(Records contained in a dataset)
■ ■ ■ ■ ■ ■ ■
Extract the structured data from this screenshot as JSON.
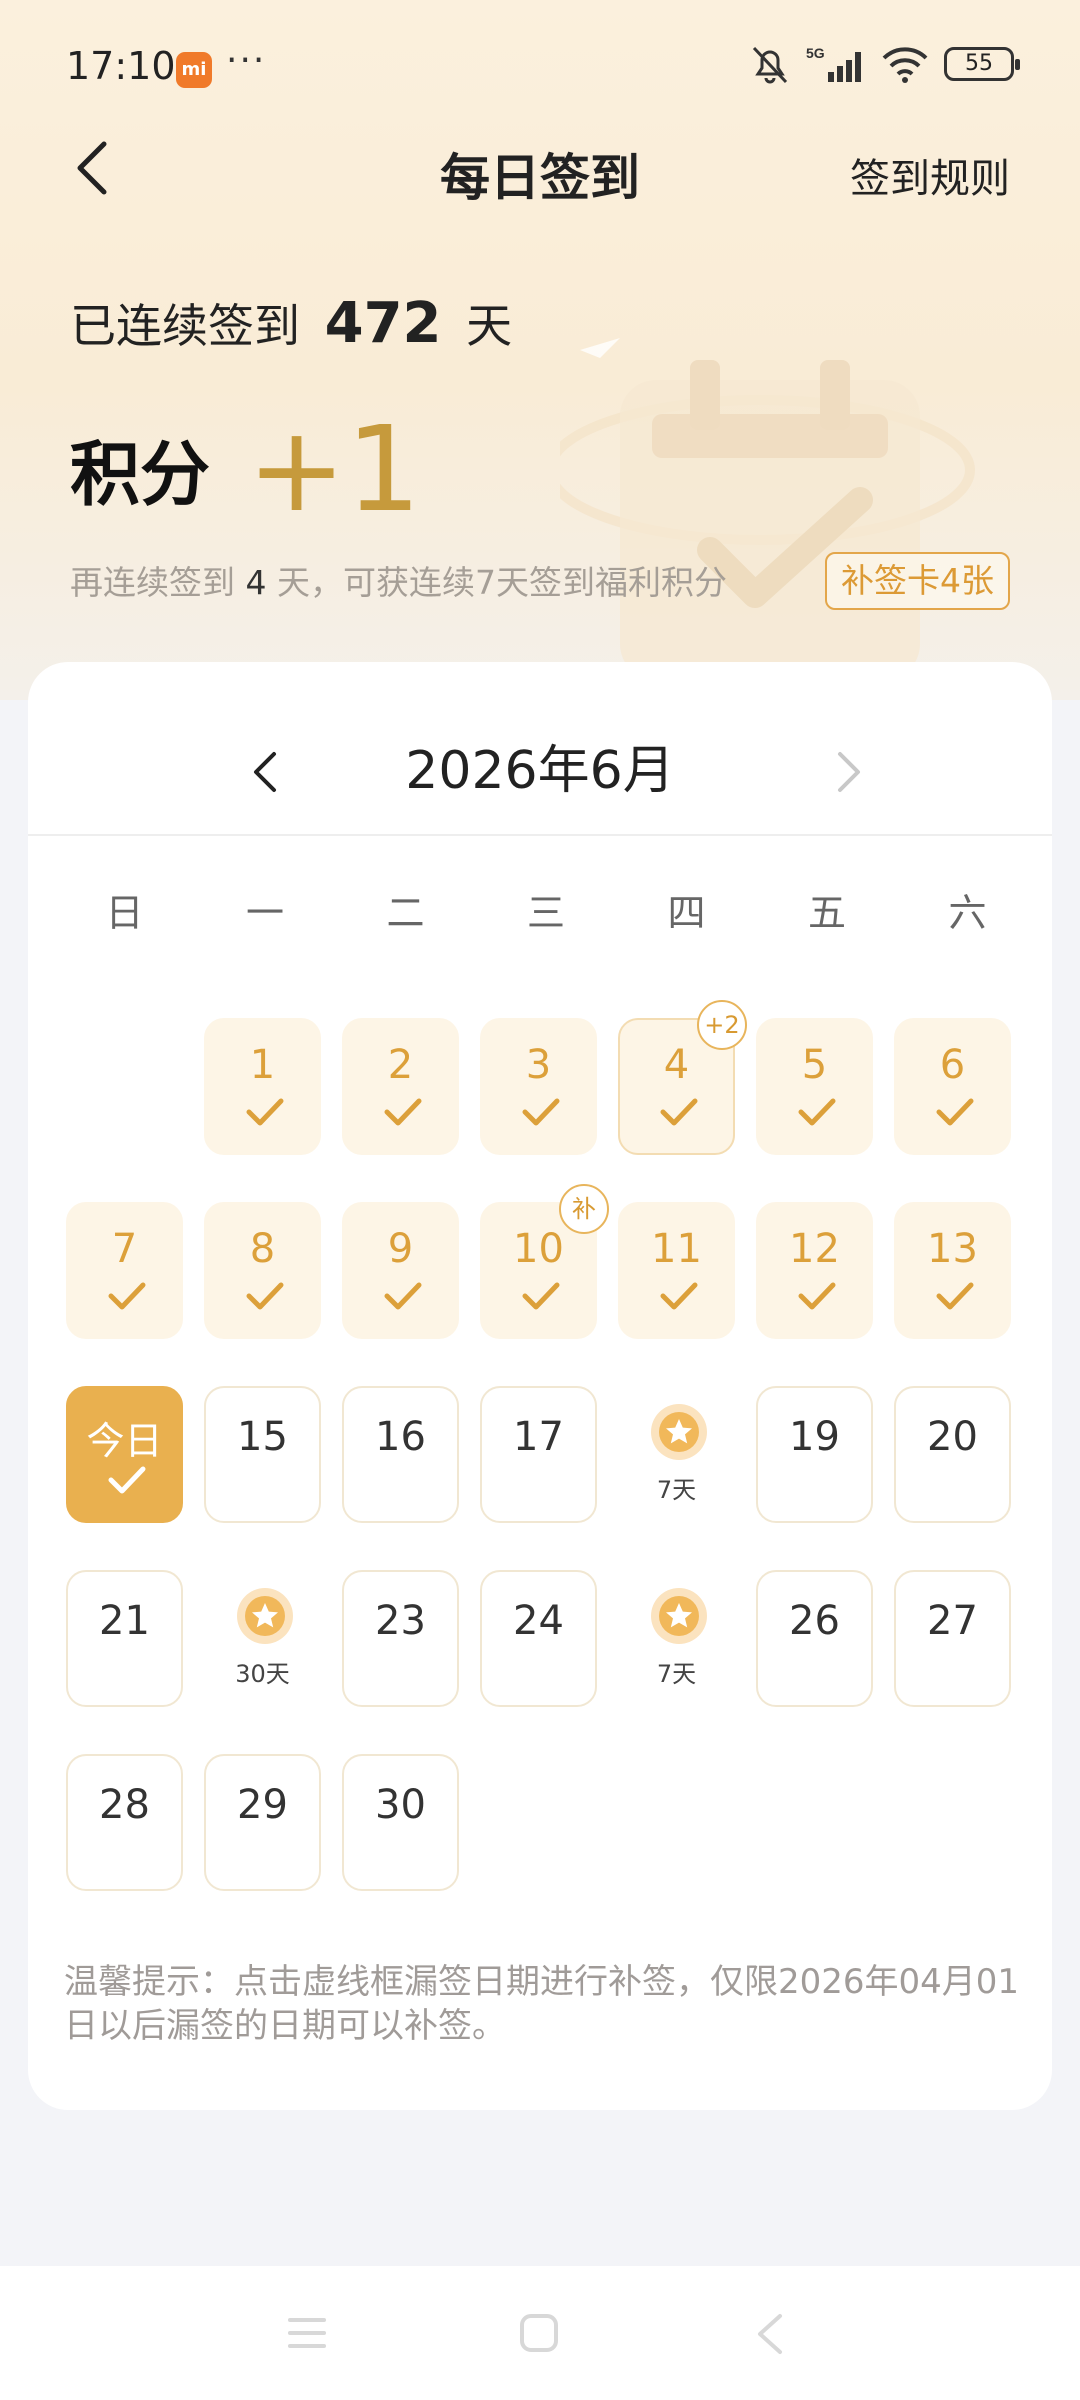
{
  "status_bar": {
    "time": "17:10",
    "signal": "5G",
    "battery": "55"
  },
  "header": {
    "title": "每日签到",
    "rules_link": "签到规则"
  },
  "summary": {
    "streak_prefix": "已连续签到",
    "streak_days": "472",
    "streak_suffix": "天",
    "points_label": "积分",
    "points_value": "+1",
    "hint_prefix": "再连续签到",
    "hint_days": "4",
    "hint_suffix": "天，可获连续7天签到福利积分",
    "makeup_cards": "补签卡4张"
  },
  "calendar": {
    "month_title": "2026年6月",
    "weekdays": [
      "日",
      "一",
      "二",
      "三",
      "四",
      "五",
      "六"
    ],
    "days": [
      {
        "label": "1",
        "state": "signed"
      },
      {
        "label": "2",
        "state": "signed"
      },
      {
        "label": "3",
        "state": "signed"
      },
      {
        "label": "4",
        "state": "signed",
        "badge": "+2"
      },
      {
        "label": "5",
        "state": "signed"
      },
      {
        "label": "6",
        "state": "signed"
      },
      {
        "label": "7",
        "state": "signed"
      },
      {
        "label": "8",
        "state": "signed"
      },
      {
        "label": "9",
        "state": "signed"
      },
      {
        "label": "10",
        "state": "signed",
        "badge": "补"
      },
      {
        "label": "11",
        "state": "signed"
      },
      {
        "label": "12",
        "state": "signed"
      },
      {
        "label": "13",
        "state": "signed"
      },
      {
        "label": "今日",
        "state": "today"
      },
      {
        "label": "15",
        "state": "future"
      },
      {
        "label": "16",
        "state": "future"
      },
      {
        "label": "17",
        "state": "future"
      },
      {
        "label": "7天",
        "state": "reward"
      },
      {
        "label": "19",
        "state": "future"
      },
      {
        "label": "20",
        "state": "future"
      },
      {
        "label": "21",
        "state": "future"
      },
      {
        "label": "30天",
        "state": "reward"
      },
      {
        "label": "23",
        "state": "future"
      },
      {
        "label": "24",
        "state": "future"
      },
      {
        "label": "7天",
        "state": "reward"
      },
      {
        "label": "26",
        "state": "future"
      },
      {
        "label": "27",
        "state": "future"
      },
      {
        "label": "28",
        "state": "future"
      },
      {
        "label": "29",
        "state": "future"
      },
      {
        "label": "30",
        "state": "future"
      }
    ],
    "first_weekday_index": 1,
    "tip": "温馨提示：点击虚线框漏签日期进行补签，仅限2026年04月01日以后漏签的日期可以补签。"
  },
  "colors": {
    "accent": "#e9b04f",
    "accent_text": "#dca03a",
    "signed_bg": "#fdf5e6"
  }
}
■ ■ ■ ■ ■ ■ ■
INSTRUCTIONS TO FOLLOW →
Retype the listing exactly. Pictures do not belong in the copy.

WRITTEN ANSWER →
Extract the structured data from this screenshot as JSON.
{
  "status_bar": {
    "time": "17:10",
    "signal": "5G",
    "battery": "55"
  },
  "header": {
    "title": "每日签到",
    "rules_link": "签到规则"
  },
  "summary": {
    "streak_prefix": "已连续签到",
    "streak_days": "472",
    "streak_suffix": "天",
    "points_label": "积分",
    "points_value": "+1",
    "hint_prefix": "再连续签到",
    "hint_days": "4",
    "hint_suffix": "天，可获连续7天签到福利积分",
    "makeup_cards": "补签卡4张"
  },
  "calendar": {
    "month_title": "2026年6月",
    "weekdays": [
      "日",
      "一",
      "二",
      "三",
      "四",
      "五",
      "六"
    ],
    "days": [
      {
        "label": "1",
        "state": "signed"
      },
      {
        "label": "2",
        "state": "signed"
      },
      {
        "label": "3",
        "state": "signed"
      },
      {
        "label": "4",
        "state": "signed",
        "badge": "+2"
      },
      {
        "label": "5",
        "state": "signed"
      },
      {
        "label": "6",
        "state": "signed"
      },
      {
        "label": "7",
        "state": "signed"
      },
      {
        "label": "8",
        "state": "signed"
      },
      {
        "label": "9",
        "state": "signed"
      },
      {
        "label": "10",
        "state": "signed",
        "badge": "补"
      },
      {
        "label": "11",
        "state": "signed"
      },
      {
        "label": "12",
        "state": "signed"
      },
      {
        "label": "13",
        "state": "signed"
      },
      {
        "label": "今日",
        "state": "today"
      },
      {
        "label": "15",
        "state": "future"
      },
      {
        "label": "16",
        "state": "future"
      },
      {
        "label": "17",
        "state": "future"
      },
      {
        "label": "7天",
        "state": "reward"
      },
      {
        "label": "19",
        "state": "future"
      },
      {
        "label": "20",
        "state": "future"
      },
      {
        "label": "21",
        "state": "future"
      },
      {
        "label": "30天",
        "state": "reward"
      },
      {
        "label": "23",
        "state": "future"
      },
      {
        "label": "24",
        "state": "future"
      },
      {
        "label": "7天",
        "state": "reward"
      },
      {
        "label": "26",
        "state": "future"
      },
      {
        "label": "27",
        "state": "future"
      },
      {
        "label": "28",
        "state": "future"
      },
      {
        "label": "29",
        "state": "future"
      },
      {
        "label": "30",
        "state": "future"
      }
    ],
    "first_weekday_index": 1,
    "tip": "温馨提示：点击虚线框漏签日期进行补签，仅限2026年04月01日以后漏签的日期可以补签。"
  },
  "colors": {
    "accent": "#e9b04f",
    "accent_text": "#dca03a",
    "signed_bg": "#fdf5e6"
  }
}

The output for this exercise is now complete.